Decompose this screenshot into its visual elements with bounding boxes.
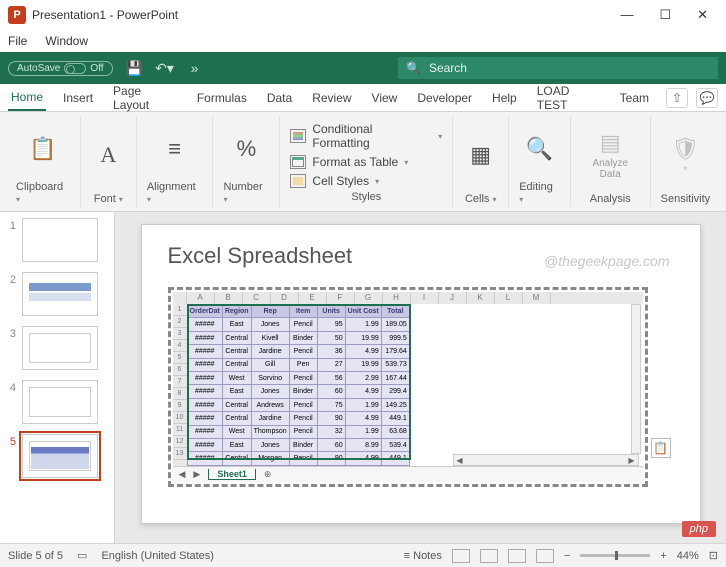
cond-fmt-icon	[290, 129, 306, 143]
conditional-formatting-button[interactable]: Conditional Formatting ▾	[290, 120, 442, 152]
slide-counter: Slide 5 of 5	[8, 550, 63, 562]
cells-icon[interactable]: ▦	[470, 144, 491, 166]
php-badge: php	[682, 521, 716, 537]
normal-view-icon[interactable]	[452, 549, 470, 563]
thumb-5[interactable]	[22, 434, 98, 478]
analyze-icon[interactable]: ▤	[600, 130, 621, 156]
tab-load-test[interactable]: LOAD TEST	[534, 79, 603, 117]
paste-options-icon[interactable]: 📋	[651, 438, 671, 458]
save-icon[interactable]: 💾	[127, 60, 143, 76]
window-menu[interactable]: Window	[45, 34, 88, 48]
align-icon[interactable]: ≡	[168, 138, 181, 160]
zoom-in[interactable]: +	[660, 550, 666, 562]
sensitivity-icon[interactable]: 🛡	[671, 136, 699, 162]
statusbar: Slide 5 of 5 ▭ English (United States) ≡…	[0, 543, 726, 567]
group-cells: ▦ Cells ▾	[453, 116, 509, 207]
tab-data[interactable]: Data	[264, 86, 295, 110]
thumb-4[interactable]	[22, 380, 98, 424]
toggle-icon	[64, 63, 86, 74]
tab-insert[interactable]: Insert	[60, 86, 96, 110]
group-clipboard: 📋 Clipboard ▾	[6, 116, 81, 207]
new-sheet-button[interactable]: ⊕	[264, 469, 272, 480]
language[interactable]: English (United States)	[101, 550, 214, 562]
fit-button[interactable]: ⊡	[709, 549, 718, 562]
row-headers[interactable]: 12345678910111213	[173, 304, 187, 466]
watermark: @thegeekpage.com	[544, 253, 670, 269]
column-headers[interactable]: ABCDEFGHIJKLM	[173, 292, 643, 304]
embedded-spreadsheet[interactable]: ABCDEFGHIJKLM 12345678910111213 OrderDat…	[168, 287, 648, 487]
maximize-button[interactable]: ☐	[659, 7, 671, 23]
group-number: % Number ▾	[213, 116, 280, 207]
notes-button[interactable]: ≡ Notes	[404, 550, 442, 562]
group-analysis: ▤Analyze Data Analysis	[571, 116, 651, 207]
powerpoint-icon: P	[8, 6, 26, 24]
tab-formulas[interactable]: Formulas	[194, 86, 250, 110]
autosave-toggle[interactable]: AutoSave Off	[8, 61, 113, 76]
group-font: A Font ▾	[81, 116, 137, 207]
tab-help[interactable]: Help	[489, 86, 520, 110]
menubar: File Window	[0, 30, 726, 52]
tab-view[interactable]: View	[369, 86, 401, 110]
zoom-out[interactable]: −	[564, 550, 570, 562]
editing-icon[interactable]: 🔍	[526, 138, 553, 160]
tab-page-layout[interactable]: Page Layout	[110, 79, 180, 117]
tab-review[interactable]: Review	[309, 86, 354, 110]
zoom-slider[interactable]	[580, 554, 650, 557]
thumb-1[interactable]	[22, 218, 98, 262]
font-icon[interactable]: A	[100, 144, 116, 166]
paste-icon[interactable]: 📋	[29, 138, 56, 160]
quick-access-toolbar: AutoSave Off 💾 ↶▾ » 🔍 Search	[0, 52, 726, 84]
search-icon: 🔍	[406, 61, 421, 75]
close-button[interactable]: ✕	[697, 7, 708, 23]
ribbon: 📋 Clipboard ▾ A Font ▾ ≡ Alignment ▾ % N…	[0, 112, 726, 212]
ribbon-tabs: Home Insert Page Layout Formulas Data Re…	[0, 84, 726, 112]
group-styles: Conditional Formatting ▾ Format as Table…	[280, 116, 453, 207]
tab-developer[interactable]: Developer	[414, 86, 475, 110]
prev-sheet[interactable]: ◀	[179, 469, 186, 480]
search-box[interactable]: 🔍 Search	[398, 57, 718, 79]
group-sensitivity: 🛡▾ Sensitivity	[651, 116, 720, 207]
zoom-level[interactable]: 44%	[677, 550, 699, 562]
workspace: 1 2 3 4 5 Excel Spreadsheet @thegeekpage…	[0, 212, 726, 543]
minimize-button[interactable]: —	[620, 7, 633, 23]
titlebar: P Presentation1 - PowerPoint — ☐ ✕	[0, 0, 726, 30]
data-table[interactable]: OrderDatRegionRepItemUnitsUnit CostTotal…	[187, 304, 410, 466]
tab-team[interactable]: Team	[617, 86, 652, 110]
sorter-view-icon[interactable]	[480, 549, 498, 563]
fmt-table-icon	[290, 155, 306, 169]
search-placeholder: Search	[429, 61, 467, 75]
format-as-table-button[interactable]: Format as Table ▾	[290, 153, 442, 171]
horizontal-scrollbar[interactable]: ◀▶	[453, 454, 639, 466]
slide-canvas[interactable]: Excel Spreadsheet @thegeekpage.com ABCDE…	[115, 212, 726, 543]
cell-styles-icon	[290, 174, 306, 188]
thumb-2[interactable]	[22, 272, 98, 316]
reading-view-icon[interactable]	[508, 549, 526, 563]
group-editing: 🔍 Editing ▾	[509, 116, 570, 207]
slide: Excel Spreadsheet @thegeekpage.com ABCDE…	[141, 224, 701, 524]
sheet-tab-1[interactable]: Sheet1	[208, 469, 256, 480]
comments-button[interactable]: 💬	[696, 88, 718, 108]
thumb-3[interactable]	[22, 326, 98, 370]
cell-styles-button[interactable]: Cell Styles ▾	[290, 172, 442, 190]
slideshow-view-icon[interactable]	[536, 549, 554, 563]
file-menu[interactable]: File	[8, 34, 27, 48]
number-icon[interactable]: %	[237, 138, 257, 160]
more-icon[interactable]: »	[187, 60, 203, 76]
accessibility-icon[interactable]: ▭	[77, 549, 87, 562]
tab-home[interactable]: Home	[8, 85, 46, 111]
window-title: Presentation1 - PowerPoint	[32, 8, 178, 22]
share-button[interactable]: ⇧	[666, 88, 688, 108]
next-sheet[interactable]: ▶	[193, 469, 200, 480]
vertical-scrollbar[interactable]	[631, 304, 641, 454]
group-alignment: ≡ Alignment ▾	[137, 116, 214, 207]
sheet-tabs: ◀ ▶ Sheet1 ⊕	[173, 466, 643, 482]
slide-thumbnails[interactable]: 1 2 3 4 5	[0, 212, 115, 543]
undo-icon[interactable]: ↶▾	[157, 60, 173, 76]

● ● ● ●

__Work instructions__.
Your reply should be one number: how many lines in the records contain "group".

__Finished task__.
9